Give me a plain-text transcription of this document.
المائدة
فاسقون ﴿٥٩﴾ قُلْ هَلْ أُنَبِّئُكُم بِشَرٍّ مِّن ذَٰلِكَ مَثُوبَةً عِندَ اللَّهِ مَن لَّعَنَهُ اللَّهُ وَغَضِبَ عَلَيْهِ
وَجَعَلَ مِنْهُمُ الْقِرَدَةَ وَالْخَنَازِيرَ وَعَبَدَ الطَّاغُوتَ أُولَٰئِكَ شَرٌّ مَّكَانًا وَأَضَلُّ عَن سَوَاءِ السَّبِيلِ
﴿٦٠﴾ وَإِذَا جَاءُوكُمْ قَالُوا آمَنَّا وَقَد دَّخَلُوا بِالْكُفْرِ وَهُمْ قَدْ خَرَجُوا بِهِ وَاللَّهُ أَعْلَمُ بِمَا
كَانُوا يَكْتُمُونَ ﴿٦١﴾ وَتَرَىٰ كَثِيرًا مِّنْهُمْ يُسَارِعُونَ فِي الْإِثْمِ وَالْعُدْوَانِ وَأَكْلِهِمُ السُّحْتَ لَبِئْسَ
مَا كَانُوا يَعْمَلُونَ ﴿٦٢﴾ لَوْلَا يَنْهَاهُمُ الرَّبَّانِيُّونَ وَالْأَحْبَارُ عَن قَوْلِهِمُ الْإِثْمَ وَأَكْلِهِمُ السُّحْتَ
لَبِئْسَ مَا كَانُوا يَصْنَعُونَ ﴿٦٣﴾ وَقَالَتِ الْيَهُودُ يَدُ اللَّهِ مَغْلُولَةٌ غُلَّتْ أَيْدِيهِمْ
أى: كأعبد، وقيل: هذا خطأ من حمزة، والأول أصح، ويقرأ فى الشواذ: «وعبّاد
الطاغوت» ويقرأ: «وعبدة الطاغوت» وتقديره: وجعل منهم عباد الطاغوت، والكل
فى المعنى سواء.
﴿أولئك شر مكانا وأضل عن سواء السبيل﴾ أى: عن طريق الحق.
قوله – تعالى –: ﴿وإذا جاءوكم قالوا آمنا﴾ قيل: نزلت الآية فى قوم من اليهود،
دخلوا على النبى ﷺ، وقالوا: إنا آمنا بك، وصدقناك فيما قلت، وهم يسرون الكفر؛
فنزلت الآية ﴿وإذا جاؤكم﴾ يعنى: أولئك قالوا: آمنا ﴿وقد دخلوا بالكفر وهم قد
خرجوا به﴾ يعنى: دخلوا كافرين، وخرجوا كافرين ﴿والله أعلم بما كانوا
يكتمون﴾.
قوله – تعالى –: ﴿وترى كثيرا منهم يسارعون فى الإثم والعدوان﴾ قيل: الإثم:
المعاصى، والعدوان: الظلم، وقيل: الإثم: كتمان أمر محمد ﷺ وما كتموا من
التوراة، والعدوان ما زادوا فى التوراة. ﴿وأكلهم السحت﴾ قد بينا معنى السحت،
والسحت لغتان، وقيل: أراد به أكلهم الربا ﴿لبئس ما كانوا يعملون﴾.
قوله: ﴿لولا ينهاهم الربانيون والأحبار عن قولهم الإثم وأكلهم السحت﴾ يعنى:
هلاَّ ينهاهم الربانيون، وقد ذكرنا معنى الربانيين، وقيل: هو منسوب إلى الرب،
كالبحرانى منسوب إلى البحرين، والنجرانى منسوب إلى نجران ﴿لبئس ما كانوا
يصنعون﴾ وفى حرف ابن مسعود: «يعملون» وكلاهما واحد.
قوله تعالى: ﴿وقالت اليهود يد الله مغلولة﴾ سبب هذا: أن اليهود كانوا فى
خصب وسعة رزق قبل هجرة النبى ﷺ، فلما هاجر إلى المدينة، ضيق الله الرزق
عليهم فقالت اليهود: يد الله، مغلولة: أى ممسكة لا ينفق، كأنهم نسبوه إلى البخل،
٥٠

..............................

» **WRITTEN EXERCISE**
All of the material must be reproduced exactly.

» **RESULT BELOW**
Give me a plain-text transcription of this document.
المائدة
فاسقون ﴿٥٩﴾ قُلْ هَلْ أُنَبِّئُكُم بِشَرٍّ مِّن ذَٰلِكَ مَثُوبَةً عِندَ اللَّهِ مَن لَّعَنَهُ اللَّهُ وَغَضِبَ عَلَيْهِ
وَجَعَلَ مِنْهُمُ الْقِرَدَةَ وَالْخَنَازِيرَ وَعَبَدَ الطَّاغُوتَ أُولَٰئِكَ شَرٌّ مَّكَانًا وَأَضَلُّ عَن سَوَاءِ السَّبِيلِ
﴿٦٠﴾ وَإِذَا جَاءُوكُمْ قَالُوا آمَنَّا وَقَد دَّخَلُوا بِالْكُفْرِ وَهُمْ قَدْ خَرَجُوا بِهِ وَاللَّهُ أَعْلَمُ بِمَا
كَانُوا يَكْتُمُونَ ﴿٦١﴾ وَتَرَىٰ كَثِيرًا مِّنْهُمْ يُسَارِعُونَ فِي الْإِثْمِ وَالْعُدْوَانِ وَأَكْلِهِمُ السُّحْتَ لَبِئْسَ
مَا كَانُوا يَعْمَلُونَ ﴿٦٢﴾ لَوْلَا يَنْهَاهُمُ الرَّبَّانِيُّونَ وَالْأَحْبَارُ عَن قَوْلِهِمُ الْإِثْمَ وَأَكْلِهِمُ السُّحْتَ
لَبِئْسَ مَا كَانُوا يَصْنَعُونَ ﴿٦٣﴾ وَقَالَتِ الْيَهُودُ يَدُ اللَّهِ مَغْلُولَةٌ غُلَّتْ أَيْدِيهِمْ
أى: كأعبد، وقيل: هذا خطأ من حمزة، والأول أصح، ويقرأ فى الشواذ: «وعبّاد
الطاغوت» ويقرأ: «وعبدة الطاغوت» وتقديره: وجعل منهم عباد الطاغوت، والكل
فى المعنى سواء.
﴿أولئك شر مكانا وأضل عن سواء السبيل﴾ أى: عن طريق الحق.
قوله – تعالى –: ﴿وإذا جاءوكم قالوا آمنا﴾ قيل: نزلت الآية فى قوم من اليهود،
دخلوا على النبى ﷺ، وقالوا: إنا آمنا بك، وصدقناك فيما قلت، وهم يسرون الكفر؛
فنزلت الآية ﴿وإذا جاؤكم﴾ يعنى: أولئك قالوا: آمنا ﴿وقد دخلوا بالكفر وهم قد
خرجوا به﴾ يعنى: دخلوا كافرين، وخرجوا كافرين ﴿والله أعلم بما كانوا
يكتمون﴾.
قوله – تعالى –: ﴿وترى كثيرا منهم يسارعون فى الإثم والعدوان﴾ قيل: الإثم:
المعاصى، والعدوان: الظلم، وقيل: الإثم: كتمان أمر محمد ﷺ وما كتموا من
التوراة، والعدوان ما زادوا فى التوراة. ﴿وأكلهم السحت﴾ قد بينا معنى السحت،
والسحت لغتان، وقيل: أراد به أكلهم الربا ﴿لبئس ما كانوا يعملون﴾.
قوله: ﴿لولا ينهاهم الربانيون والأحبار عن قولهم الإثم وأكلهم السحت﴾ يعنى:
هلاَّ ينهاهم الربانيون، وقد ذكرنا معنى الربانيين، وقيل: هو منسوب إلى الرب،
كالبحرانى منسوب إلى البحرين، والنجرانى منسوب إلى نجران ﴿لبئس ما كانوا
يصنعون﴾ وفى حرف ابن مسعود: «يعملون» وكلاهما واحد.
قوله تعالى: ﴿وقالت اليهود يد الله مغلولة﴾ سبب هذا: أن اليهود كانوا فى
خصب وسعة رزق قبل هجرة النبى ﷺ، فلما هاجر إلى المدينة، ضيق الله الرزق
عليهم فقالت اليهود: يد الله، مغلولة: أى ممسكة لا ينفق، كأنهم نسبوه إلى البخل،
٥٠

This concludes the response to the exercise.